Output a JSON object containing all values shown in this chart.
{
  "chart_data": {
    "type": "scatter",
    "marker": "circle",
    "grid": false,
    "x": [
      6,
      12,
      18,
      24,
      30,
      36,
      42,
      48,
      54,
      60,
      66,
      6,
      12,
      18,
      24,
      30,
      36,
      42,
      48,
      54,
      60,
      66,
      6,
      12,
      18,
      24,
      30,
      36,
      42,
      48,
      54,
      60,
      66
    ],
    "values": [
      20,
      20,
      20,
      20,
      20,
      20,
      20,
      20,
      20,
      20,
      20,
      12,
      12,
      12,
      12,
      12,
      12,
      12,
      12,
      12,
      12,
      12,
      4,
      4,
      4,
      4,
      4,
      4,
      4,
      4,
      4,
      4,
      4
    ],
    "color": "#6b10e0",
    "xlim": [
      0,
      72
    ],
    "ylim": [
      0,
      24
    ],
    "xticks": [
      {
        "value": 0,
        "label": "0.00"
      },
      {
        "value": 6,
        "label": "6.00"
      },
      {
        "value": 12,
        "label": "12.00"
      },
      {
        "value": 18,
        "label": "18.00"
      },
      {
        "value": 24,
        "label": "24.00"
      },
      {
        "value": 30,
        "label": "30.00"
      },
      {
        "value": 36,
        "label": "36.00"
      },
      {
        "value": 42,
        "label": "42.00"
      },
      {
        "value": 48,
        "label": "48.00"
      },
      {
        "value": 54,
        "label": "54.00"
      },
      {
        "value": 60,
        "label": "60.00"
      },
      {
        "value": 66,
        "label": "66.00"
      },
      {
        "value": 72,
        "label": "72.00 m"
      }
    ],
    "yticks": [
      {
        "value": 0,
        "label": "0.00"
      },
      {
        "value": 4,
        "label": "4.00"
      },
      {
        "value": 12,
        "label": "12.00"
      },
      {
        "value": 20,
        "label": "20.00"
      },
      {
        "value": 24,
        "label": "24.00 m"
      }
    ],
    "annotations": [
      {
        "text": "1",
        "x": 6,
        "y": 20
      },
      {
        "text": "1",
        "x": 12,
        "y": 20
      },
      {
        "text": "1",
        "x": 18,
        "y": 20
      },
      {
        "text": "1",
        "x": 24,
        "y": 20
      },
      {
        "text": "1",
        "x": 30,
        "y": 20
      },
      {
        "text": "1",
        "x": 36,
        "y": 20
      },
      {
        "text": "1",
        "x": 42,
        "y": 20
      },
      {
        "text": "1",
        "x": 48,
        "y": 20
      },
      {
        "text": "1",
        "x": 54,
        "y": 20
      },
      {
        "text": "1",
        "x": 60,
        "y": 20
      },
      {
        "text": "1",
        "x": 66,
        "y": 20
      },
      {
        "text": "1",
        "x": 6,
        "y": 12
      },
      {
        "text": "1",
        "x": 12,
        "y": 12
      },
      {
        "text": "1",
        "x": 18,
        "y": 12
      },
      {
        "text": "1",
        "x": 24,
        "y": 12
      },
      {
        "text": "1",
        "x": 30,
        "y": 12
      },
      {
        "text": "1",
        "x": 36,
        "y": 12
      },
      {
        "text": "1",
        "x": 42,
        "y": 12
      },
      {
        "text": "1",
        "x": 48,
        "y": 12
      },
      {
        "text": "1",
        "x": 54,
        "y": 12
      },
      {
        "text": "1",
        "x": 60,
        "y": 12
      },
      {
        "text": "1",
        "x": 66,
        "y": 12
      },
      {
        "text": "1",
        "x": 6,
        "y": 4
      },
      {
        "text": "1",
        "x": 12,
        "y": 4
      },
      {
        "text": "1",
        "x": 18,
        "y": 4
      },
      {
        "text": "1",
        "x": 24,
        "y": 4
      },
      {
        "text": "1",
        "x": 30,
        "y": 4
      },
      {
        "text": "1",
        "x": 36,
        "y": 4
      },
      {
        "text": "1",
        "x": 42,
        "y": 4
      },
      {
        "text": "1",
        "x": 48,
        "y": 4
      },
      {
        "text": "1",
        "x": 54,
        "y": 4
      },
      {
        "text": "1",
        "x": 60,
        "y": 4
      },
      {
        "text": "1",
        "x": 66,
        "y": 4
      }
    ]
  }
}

◆ **TASK REQUIREMENTS**: What is needed here is an exact reproduction of all the entries.

◆ **RESPONSE BELOW**:
Output a JSON object containing all values shown in this chart.
{
  "chart_data": {
    "type": "scatter",
    "marker": "circle",
    "grid": false,
    "x": [
      6,
      12,
      18,
      24,
      30,
      36,
      42,
      48,
      54,
      60,
      66,
      6,
      12,
      18,
      24,
      30,
      36,
      42,
      48,
      54,
      60,
      66,
      6,
      12,
      18,
      24,
      30,
      36,
      42,
      48,
      54,
      60,
      66
    ],
    "values": [
      20,
      20,
      20,
      20,
      20,
      20,
      20,
      20,
      20,
      20,
      20,
      12,
      12,
      12,
      12,
      12,
      12,
      12,
      12,
      12,
      12,
      12,
      4,
      4,
      4,
      4,
      4,
      4,
      4,
      4,
      4,
      4,
      4
    ],
    "color": "#6b10e0",
    "xlim": [
      0,
      72
    ],
    "ylim": [
      0,
      24
    ],
    "xticks": [
      {
        "value": 0,
        "label": "0.00"
      },
      {
        "value": 6,
        "label": "6.00"
      },
      {
        "value": 12,
        "label": "12.00"
      },
      {
        "value": 18,
        "label": "18.00"
      },
      {
        "value": 24,
        "label": "24.00"
      },
      {
        "value": 30,
        "label": "30.00"
      },
      {
        "value": 36,
        "label": "36.00"
      },
      {
        "value": 42,
        "label": "42.00"
      },
      {
        "value": 48,
        "label": "48.00"
      },
      {
        "value": 54,
        "label": "54.00"
      },
      {
        "value": 60,
        "label": "60.00"
      },
      {
        "value": 66,
        "label": "66.00"
      },
      {
        "value": 72,
        "label": "72.00 m"
      }
    ],
    "yticks": [
      {
        "value": 0,
        "label": "0.00"
      },
      {
        "value": 4,
        "label": "4.00"
      },
      {
        "value": 12,
        "label": "12.00"
      },
      {
        "value": 20,
        "label": "20.00"
      },
      {
        "value": 24,
        "label": "24.00 m"
      }
    ],
    "annotations": [
      {
        "text": "1",
        "x": 6,
        "y": 20
      },
      {
        "text": "1",
        "x": 12,
        "y": 20
      },
      {
        "text": "1",
        "x": 18,
        "y": 20
      },
      {
        "text": "1",
        "x": 24,
        "y": 20
      },
      {
        "text": "1",
        "x": 30,
        "y": 20
      },
      {
        "text": "1",
        "x": 36,
        "y": 20
      },
      {
        "text": "1",
        "x": 42,
        "y": 20
      },
      {
        "text": "1",
        "x": 48,
        "y": 20
      },
      {
        "text": "1",
        "x": 54,
        "y": 20
      },
      {
        "text": "1",
        "x": 60,
        "y": 20
      },
      {
        "text": "1",
        "x": 66,
        "y": 20
      },
      {
        "text": "1",
        "x": 6,
        "y": 12
      },
      {
        "text": "1",
        "x": 12,
        "y": 12
      },
      {
        "text": "1",
        "x": 18,
        "y": 12
      },
      {
        "text": "1",
        "x": 24,
        "y": 12
      },
      {
        "text": "1",
        "x": 30,
        "y": 12
      },
      {
        "text": "1",
        "x": 36,
        "y": 12
      },
      {
        "text": "1",
        "x": 42,
        "y": 12
      },
      {
        "text": "1",
        "x": 48,
        "y": 12
      },
      {
        "text": "1",
        "x": 54,
        "y": 12
      },
      {
        "text": "1",
        "x": 60,
        "y": 12
      },
      {
        "text": "1",
        "x": 66,
        "y": 12
      },
      {
        "text": "1",
        "x": 6,
        "y": 4
      },
      {
        "text": "1",
        "x": 12,
        "y": 4
      },
      {
        "text": "1",
        "x": 18,
        "y": 4
      },
      {
        "text": "1",
        "x": 24,
        "y": 4
      },
      {
        "text": "1",
        "x": 30,
        "y": 4
      },
      {
        "text": "1",
        "x": 36,
        "y": 4
      },
      {
        "text": "1",
        "x": 42,
        "y": 4
      },
      {
        "text": "1",
        "x": 48,
        "y": 4
      },
      {
        "text": "1",
        "x": 54,
        "y": 4
      },
      {
        "text": "1",
        "x": 60,
        "y": 4
      },
      {
        "text": "1",
        "x": 66,
        "y": 4
      }
    ]
  }
}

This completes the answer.